* TASK STATEMENT *
Each line of the material must be returned exactly.
= = =
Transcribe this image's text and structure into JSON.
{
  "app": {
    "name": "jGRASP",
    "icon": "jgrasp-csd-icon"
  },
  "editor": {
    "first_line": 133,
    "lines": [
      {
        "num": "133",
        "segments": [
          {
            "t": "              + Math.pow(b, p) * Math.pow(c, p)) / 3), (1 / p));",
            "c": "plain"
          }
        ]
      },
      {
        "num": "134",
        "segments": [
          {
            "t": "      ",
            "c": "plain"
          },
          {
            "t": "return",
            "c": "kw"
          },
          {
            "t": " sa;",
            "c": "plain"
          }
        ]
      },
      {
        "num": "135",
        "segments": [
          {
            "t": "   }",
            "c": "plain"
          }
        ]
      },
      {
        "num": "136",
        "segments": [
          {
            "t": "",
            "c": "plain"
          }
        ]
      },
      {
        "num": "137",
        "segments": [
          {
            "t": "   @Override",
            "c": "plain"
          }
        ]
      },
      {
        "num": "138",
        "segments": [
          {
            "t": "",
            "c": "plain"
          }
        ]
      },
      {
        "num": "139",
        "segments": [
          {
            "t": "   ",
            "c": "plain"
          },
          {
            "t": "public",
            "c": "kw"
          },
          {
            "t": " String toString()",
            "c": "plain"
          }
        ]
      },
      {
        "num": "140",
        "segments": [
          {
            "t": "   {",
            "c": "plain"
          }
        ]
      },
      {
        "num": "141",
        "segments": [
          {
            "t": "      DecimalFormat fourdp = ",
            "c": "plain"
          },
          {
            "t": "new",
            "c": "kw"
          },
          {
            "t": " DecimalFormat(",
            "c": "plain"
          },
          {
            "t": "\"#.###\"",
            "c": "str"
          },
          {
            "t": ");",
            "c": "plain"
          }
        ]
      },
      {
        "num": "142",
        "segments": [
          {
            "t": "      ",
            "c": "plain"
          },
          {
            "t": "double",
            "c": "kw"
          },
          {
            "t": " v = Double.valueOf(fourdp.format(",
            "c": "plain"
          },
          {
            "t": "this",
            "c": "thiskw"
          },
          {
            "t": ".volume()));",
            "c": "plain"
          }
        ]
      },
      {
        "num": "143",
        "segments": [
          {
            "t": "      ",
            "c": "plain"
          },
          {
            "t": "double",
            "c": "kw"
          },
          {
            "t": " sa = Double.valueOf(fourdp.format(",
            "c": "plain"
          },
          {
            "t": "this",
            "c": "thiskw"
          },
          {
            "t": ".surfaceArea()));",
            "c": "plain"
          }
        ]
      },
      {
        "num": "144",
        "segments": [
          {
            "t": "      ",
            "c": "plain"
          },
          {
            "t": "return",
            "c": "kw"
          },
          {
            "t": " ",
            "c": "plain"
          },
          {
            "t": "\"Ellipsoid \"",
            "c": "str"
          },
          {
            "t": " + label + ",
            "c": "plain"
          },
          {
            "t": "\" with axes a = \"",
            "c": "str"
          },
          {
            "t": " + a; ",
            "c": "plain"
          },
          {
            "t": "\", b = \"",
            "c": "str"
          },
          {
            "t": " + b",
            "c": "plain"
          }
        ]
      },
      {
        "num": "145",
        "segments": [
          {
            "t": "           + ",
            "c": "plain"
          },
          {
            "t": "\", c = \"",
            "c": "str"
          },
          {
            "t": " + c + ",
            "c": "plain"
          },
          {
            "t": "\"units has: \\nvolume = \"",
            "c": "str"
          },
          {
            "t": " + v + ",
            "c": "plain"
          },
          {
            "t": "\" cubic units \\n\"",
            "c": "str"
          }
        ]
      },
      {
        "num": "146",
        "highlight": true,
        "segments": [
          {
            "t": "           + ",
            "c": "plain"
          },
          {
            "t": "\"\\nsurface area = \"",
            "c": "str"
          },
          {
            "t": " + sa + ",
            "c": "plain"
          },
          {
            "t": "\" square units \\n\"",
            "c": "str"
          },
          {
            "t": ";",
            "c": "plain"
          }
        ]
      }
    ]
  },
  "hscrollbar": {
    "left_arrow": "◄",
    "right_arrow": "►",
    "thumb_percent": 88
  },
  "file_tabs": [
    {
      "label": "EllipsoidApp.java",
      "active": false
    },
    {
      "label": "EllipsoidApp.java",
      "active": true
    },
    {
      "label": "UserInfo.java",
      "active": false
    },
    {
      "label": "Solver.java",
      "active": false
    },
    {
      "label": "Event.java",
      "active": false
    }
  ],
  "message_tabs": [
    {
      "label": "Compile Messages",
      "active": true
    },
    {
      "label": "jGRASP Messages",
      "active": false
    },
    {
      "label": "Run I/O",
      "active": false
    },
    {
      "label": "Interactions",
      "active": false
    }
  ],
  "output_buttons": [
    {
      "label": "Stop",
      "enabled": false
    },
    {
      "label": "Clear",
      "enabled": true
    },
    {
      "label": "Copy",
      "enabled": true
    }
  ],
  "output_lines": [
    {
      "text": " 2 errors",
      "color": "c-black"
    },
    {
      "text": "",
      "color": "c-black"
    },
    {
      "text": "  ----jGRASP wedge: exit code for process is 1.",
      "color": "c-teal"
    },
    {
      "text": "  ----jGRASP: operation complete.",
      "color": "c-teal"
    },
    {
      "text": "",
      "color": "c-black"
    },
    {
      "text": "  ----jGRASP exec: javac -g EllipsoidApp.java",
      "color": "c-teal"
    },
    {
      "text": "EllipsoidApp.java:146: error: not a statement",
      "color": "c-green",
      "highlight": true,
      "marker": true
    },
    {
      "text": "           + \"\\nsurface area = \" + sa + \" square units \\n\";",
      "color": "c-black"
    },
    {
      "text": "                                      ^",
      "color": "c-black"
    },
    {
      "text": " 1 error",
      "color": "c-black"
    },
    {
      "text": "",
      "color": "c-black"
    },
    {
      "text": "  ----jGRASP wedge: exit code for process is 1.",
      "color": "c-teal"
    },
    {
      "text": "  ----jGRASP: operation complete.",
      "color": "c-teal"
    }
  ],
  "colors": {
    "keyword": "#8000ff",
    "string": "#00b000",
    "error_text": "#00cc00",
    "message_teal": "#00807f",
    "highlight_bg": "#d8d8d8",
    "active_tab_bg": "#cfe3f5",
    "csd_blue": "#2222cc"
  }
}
= = =
* TASK RESULT *
Transcribe this image's text and structure into JSON.
{
  "app": {
    "name": "jGRASP",
    "icon": "jgrasp-csd-icon"
  },
  "editor": {
    "first_line": 133,
    "lines": [
      {
        "num": "133",
        "segments": [
          {
            "t": "              + Math.pow(b, p) * Math.pow(c, p)) / 3), (1 / p));",
            "c": "plain"
          }
        ]
      },
      {
        "num": "134",
        "segments": [
          {
            "t": "      ",
            "c": "plain"
          },
          {
            "t": "return",
            "c": "kw"
          },
          {
            "t": " sa;",
            "c": "plain"
          }
        ]
      },
      {
        "num": "135",
        "segments": [
          {
            "t": "   }",
            "c": "plain"
          }
        ]
      },
      {
        "num": "136",
        "segments": [
          {
            "t": "",
            "c": "plain"
          }
        ]
      },
      {
        "num": "137",
        "segments": [
          {
            "t": "   @Override",
            "c": "plain"
          }
        ]
      },
      {
        "num": "138",
        "segments": [
          {
            "t": "",
            "c": "plain"
          }
        ]
      },
      {
        "num": "139",
        "segments": [
          {
            "t": "   ",
            "c": "plain"
          },
          {
            "t": "public",
            "c": "kw"
          },
          {
            "t": " String toString()",
            "c": "plain"
          }
        ]
      },
      {
        "num": "140",
        "segments": [
          {
            "t": "   {",
            "c": "plain"
          }
        ]
      },
      {
        "num": "141",
        "segments": [
          {
            "t": "      DecimalFormat fourdp = ",
            "c": "plain"
          },
          {
            "t": "new",
            "c": "kw"
          },
          {
            "t": " DecimalFormat(",
            "c": "plain"
          },
          {
            "t": "\"#.###\"",
            "c": "str"
          },
          {
            "t": ");",
            "c": "plain"
          }
        ]
      },
      {
        "num": "142",
        "segments": [
          {
            "t": "      ",
            "c": "plain"
          },
          {
            "t": "double",
            "c": "kw"
          },
          {
            "t": " v = Double.valueOf(fourdp.format(",
            "c": "plain"
          },
          {
            "t": "this",
            "c": "thiskw"
          },
          {
            "t": ".volume()));",
            "c": "plain"
          }
        ]
      },
      {
        "num": "143",
        "segments": [
          {
            "t": "      ",
            "c": "plain"
          },
          {
            "t": "double",
            "c": "kw"
          },
          {
            "t": " sa = Double.valueOf(fourdp.format(",
            "c": "plain"
          },
          {
            "t": "this",
            "c": "thiskw"
          },
          {
            "t": ".surfaceArea()));",
            "c": "plain"
          }
        ]
      },
      {
        "num": "144",
        "segments": [
          {
            "t": "      ",
            "c": "plain"
          },
          {
            "t": "return",
            "c": "kw"
          },
          {
            "t": " ",
            "c": "plain"
          },
          {
            "t": "\"Ellipsoid \"",
            "c": "str"
          },
          {
            "t": " + label + ",
            "c": "plain"
          },
          {
            "t": "\" with axes a = \"",
            "c": "str"
          },
          {
            "t": " + a; ",
            "c": "plain"
          },
          {
            "t": "\", b = \"",
            "c": "str"
          },
          {
            "t": " + b",
            "c": "plain"
          }
        ]
      },
      {
        "num": "145",
        "segments": [
          {
            "t": "           + ",
            "c": "plain"
          },
          {
            "t": "\", c = \"",
            "c": "str"
          },
          {
            "t": " + c + ",
            "c": "plain"
          },
          {
            "t": "\"units has: \\nvolume = \"",
            "c": "str"
          },
          {
            "t": " + v + ",
            "c": "plain"
          },
          {
            "t": "\" cubic units \\n\"",
            "c": "str"
          }
        ]
      },
      {
        "num": "146",
        "highlight": true,
        "segments": [
          {
            "t": "           + ",
            "c": "plain"
          },
          {
            "t": "\"\\nsurface area = \"",
            "c": "str"
          },
          {
            "t": " + sa + ",
            "c": "plain"
          },
          {
            "t": "\" square units \\n\"",
            "c": "str"
          },
          {
            "t": ";",
            "c": "plain"
          }
        ]
      }
    ]
  },
  "hscrollbar": {
    "left_arrow": "◄",
    "right_arrow": "►",
    "thumb_percent": 88
  },
  "file_tabs": [
    {
      "label": "EllipsoidApp.java",
      "active": false
    },
    {
      "label": "EllipsoidApp.java",
      "active": true
    },
    {
      "label": "UserInfo.java",
      "active": false
    },
    {
      "label": "Solver.java",
      "active": false
    },
    {
      "label": "Event.java",
      "active": false
    }
  ],
  "message_tabs": [
    {
      "label": "Compile Messages",
      "active": true
    },
    {
      "label": "jGRASP Messages",
      "active": false
    },
    {
      "label": "Run I/O",
      "active": false
    },
    {
      "label": "Interactions",
      "active": false
    }
  ],
  "output_buttons": [
    {
      "label": "Stop",
      "enabled": false
    },
    {
      "label": "Clear",
      "enabled": true
    },
    {
      "label": "Copy",
      "enabled": true
    }
  ],
  "output_lines": [
    {
      "text": " 2 errors",
      "color": "c-black"
    },
    {
      "text": "",
      "color": "c-black"
    },
    {
      "text": "  ----jGRASP wedge: exit code for process is 1.",
      "color": "c-teal"
    },
    {
      "text": "  ----jGRASP: operation complete.",
      "color": "c-teal"
    },
    {
      "text": "",
      "color": "c-black"
    },
    {
      "text": "  ----jGRASP exec: javac -g EllipsoidApp.java",
      "color": "c-teal"
    },
    {
      "text": "EllipsoidApp.java:146: error: not a statement",
      "color": "c-green",
      "highlight": true,
      "marker": true
    },
    {
      "text": "           + \"\\nsurface area = \" + sa + \" square units \\n\";",
      "color": "c-black"
    },
    {
      "text": "                                      ^",
      "color": "c-black"
    },
    {
      "text": " 1 error",
      "color": "c-black"
    },
    {
      "text": "",
      "color": "c-black"
    },
    {
      "text": "  ----jGRASP wedge: exit code for process is 1.",
      "color": "c-teal"
    },
    {
      "text": "  ----jGRASP: operation complete.",
      "color": "c-teal"
    }
  ],
  "colors": {
    "keyword": "#8000ff",
    "string": "#00b000",
    "error_text": "#00cc00",
    "message_teal": "#00807f",
    "highlight_bg": "#d8d8d8",
    "active_tab_bg": "#cfe3f5",
    "csd_blue": "#2222cc"
  }
}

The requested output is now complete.